- **Dados da tarefa**:
----------------

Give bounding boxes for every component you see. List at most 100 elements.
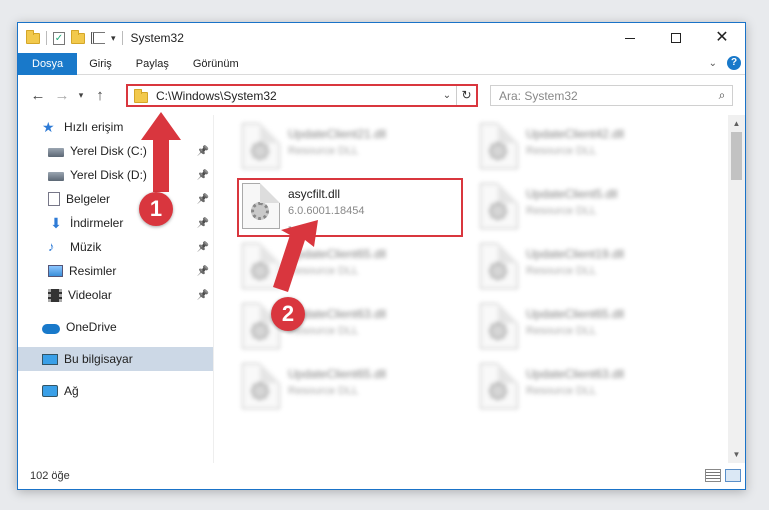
file-text: UpdateClient19.dll Resource DLL [526, 243, 624, 289]
gear-icon [489, 262, 507, 280]
address-bar[interactable]: C:\Windows\System32 ⌄ ↻ [126, 84, 478, 107]
file-item[interactable]: UpdateClient42.dll Resource DLL [480, 123, 624, 169]
pin-icon[interactable]: 📌 [197, 170, 209, 181]
file-description: Resource DLL [526, 265, 597, 277]
file-name: UpdateClient65.dll [288, 367, 387, 381]
file-item[interactable]: UpdateClient21.dll Resource DLL [242, 123, 386, 169]
help-icon[interactable]: ? [727, 56, 741, 70]
pin-icon[interactable]: 📌 [197, 218, 209, 229]
tab-giris[interactable]: Giriş [77, 53, 124, 75]
new-folder-icon[interactable] [71, 29, 85, 44]
gear-icon [251, 382, 269, 400]
pin-icon[interactable]: 📌 [197, 194, 209, 205]
file-text: UpdateClient21.dll Resource DLL [288, 123, 386, 169]
details-view-icon[interactable] [705, 469, 721, 482]
maximize-button[interactable] [653, 23, 699, 53]
sidebar-item[interactable]: Ağ [18, 379, 213, 403]
pin-icon[interactable]: 📌 [197, 242, 209, 253]
pictures-icon [48, 265, 63, 277]
status-bar: 102 öğe [18, 463, 745, 489]
sidebar-item[interactable]: Videolar 📌 [18, 283, 213, 307]
gear-icon [489, 142, 507, 160]
pin-icon[interactable]: 📌 [197, 290, 209, 301]
file-name: UpdateClient21.dll [288, 127, 387, 141]
file-description: Resource DLL [288, 265, 359, 277]
navigation-bar: ← → ▾ ↑ C:\Windows\System32 ⌄ ↻ ⌕ [18, 75, 745, 115]
file-list: UpdateClient21.dll Resource DLL UpdateClie… [218, 115, 728, 463]
search-box[interactable]: ⌕ [490, 85, 733, 106]
file-text: UpdateClient65.dll Resource DLL [288, 363, 386, 409]
file-item[interactable]: UpdateClient63.dll Resource DLL [480, 363, 624, 409]
drive-icon [48, 172, 64, 181]
file-item[interactable]: UpdateClient19.dll Resource DLL [480, 243, 624, 289]
minimize-button[interactable] [607, 23, 653, 53]
navigation-pane: ★ Hızlı erişim Yerel Disk (C:) 📌 Yerel Disk … [18, 115, 214, 463]
recent-locations-chevron-icon[interactable]: ▾ [74, 90, 88, 101]
chevron-down-icon[interactable]: ⌄ [709, 58, 717, 69]
sidebar-item-label: Resimler [69, 264, 117, 278]
onedrive-icon [42, 323, 60, 334]
minimize-icon [625, 37, 635, 39]
sidebar-item[interactable]: ♪ Müzik 📌 [18, 235, 213, 259]
address-dropdown-icon[interactable]: ⌄ [438, 90, 456, 101]
highlight-box [237, 178, 463, 237]
window-title: System32 [130, 31, 184, 45]
sidebar-item-label: Yerel Disk (D:) [70, 168, 147, 182]
sidebar-item[interactable]: OneDrive [18, 315, 213, 339]
file-text: UpdateClient65.dll Resource DLL [526, 303, 624, 349]
tab-dosya[interactable]: Dosya [18, 52, 78, 75]
pin-icon[interactable]: 📌 [197, 146, 209, 157]
close-button[interactable]: ✕ [699, 23, 745, 53]
scroll-up-icon[interactable]: ▲ [728, 115, 745, 132]
dll-file-icon [480, 303, 518, 349]
dll-file-icon [242, 123, 280, 169]
forward-arrow-icon[interactable]: → [50, 87, 74, 104]
file-item[interactable]: UpdateClient63.dll Resource DLL [242, 303, 386, 349]
scroll-down-icon[interactable]: ▼ [728, 446, 745, 463]
file-item[interactable]: UpdateClient5.dll Resource DLL [480, 183, 617, 229]
sidebar-item[interactable]: ⬇ İndirmeler 📌 [18, 211, 213, 235]
chevron-down-icon[interactable]: ▾ [111, 33, 116, 44]
sidebar-item[interactable]: Yerel Disk (D:) 📌 [18, 163, 213, 187]
star-icon: ★ [42, 119, 55, 135]
pin-icon[interactable]: 📌 [197, 266, 209, 277]
properties-check-icon[interactable]: ✓ [53, 31, 65, 45]
maximize-icon [671, 33, 681, 43]
search-icon[interactable]: ⌕ [712, 88, 732, 103]
sidebar-item-label: İndirmeler [70, 216, 124, 230]
file-text: UpdateClient63.dll Resource DLL [526, 363, 624, 409]
sidebar-item-label: Bu bilgisayar [64, 352, 133, 366]
sidebar-item-label: Videolar [68, 288, 112, 302]
music-icon: ♪ [48, 239, 55, 254]
file-text: UpdateClient5.dll Resource DLL [526, 183, 617, 229]
file-item[interactable]: UpdateClient65.dll Resource DLL [480, 303, 624, 349]
file-item[interactable]: UpdateClient65.dll Resource DLL [242, 363, 386, 409]
file-description: Resource DLL [526, 145, 597, 157]
file-item[interactable]: UpdateClient65.dll Resource DLL [242, 243, 386, 289]
file-name: UpdateClient5.dll [526, 187, 618, 201]
download-icon: ⬇ [50, 215, 62, 231]
dll-file-icon [480, 363, 518, 409]
tab-gorunum[interactable]: Görünüm [181, 53, 251, 75]
sidebar-item[interactable]: Bu bilgisayar [18, 347, 213, 371]
refresh-icon[interactable]: ↻ [456, 86, 476, 105]
up-arrow-icon[interactable]: ↑ [88, 87, 112, 104]
address-path[interactable]: C:\Windows\System32 [156, 89, 438, 103]
vertical-scrollbar[interactable]: ▲ ▼ [728, 115, 745, 463]
scroll-thumb[interactable] [731, 132, 742, 180]
sidebar-item[interactable]: Belgeler 📌 [18, 187, 213, 211]
item-count: 102 öğe [30, 470, 70, 482]
file-description: Resource DLL [526, 325, 597, 337]
sidebar-item[interactable]: ★ Hızlı erişim [18, 115, 213, 139]
sidebar-item[interactable]: Yerel Disk (C:) 📌 [18, 139, 213, 163]
sidebar-item[interactable]: Resimler 📌 [18, 259, 213, 283]
tab-paylas[interactable]: Paylaş [124, 53, 181, 75]
large-icons-view-icon[interactable] [725, 469, 741, 482]
sidebar-item-label: Ağ [64, 384, 79, 398]
callout-badge-2: 2 [271, 297, 305, 331]
customize-toolbar-icon[interactable] [91, 32, 105, 44]
search-input[interactable] [499, 88, 712, 103]
file-description: Resource DLL [288, 325, 359, 337]
back-arrow-icon[interactable]: ← [26, 87, 50, 104]
sidebar-item-label: Belgeler [66, 192, 111, 206]
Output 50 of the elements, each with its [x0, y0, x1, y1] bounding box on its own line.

----------------

- **Para fazer**:
Transcreva estas linhas sem qualquer alteração, começando pela que contém "file-text: UpdateClient19.dll Resource" e parando depois da que contém "drive-icon [48, 172, 64, 181]".

- **Solução**:
file-text: UpdateClient19.dll Resource DLL [526, 243, 624, 289]
gear-icon [489, 262, 507, 280]
address-bar[interactable]: C:\Windows\System32 ⌄ ↻ [126, 84, 478, 107]
file-item[interactable]: UpdateClient42.dll Resource DLL [480, 123, 624, 169]
pin-icon[interactable]: 📌 [197, 170, 209, 181]
file-description: Resource DLL [526, 265, 597, 277]
file-name: UpdateClient65.dll [288, 367, 387, 381]
file-item[interactable]: UpdateClient21.dll Resource DLL [242, 123, 386, 169]
help-icon[interactable]: ? [727, 56, 741, 70]
pin-icon[interactable]: 📌 [197, 218, 209, 229]
tab-giris[interactable]: Giriş [77, 53, 124, 75]
new-folder-icon[interactable] [71, 29, 85, 44]
gear-icon [251, 382, 269, 400]
pin-icon[interactable]: 📌 [197, 194, 209, 205]
file-text: UpdateClient21.dll Resource DLL [288, 123, 386, 169]
details-view-icon[interactable] [705, 469, 721, 482]
maximize-button[interactable] [653, 23, 699, 53]
sidebar-item[interactable]: Ağ [18, 379, 213, 403]
pin-icon[interactable]: 📌 [197, 242, 209, 253]
pictures-icon [48, 265, 63, 277]
status-bar: 102 öğe [18, 463, 745, 489]
sidebar-item[interactable]: Videolar 📌 [18, 283, 213, 307]
gear-icon [489, 142, 507, 160]
pin-icon[interactable]: 📌 [197, 290, 209, 301]
file-name: UpdateClient21.dll [288, 127, 387, 141]
file-description: Resource DLL [288, 265, 359, 277]
navigation-bar: ← → ▾ ↑ C:\Windows\System32 ⌄ ↻ ⌕ [18, 75, 745, 115]
file-list: UpdateClient21.dll Resource DLL UpdateClie… [218, 115, 728, 463]
search-box[interactable]: ⌕ [490, 85, 733, 106]
file-text: UpdateClient65.dll Resource DLL [288, 363, 386, 409]
file-item[interactable]: UpdateClient63.dll Resource DLL [480, 363, 624, 409]
drive-icon [48, 172, 64, 181]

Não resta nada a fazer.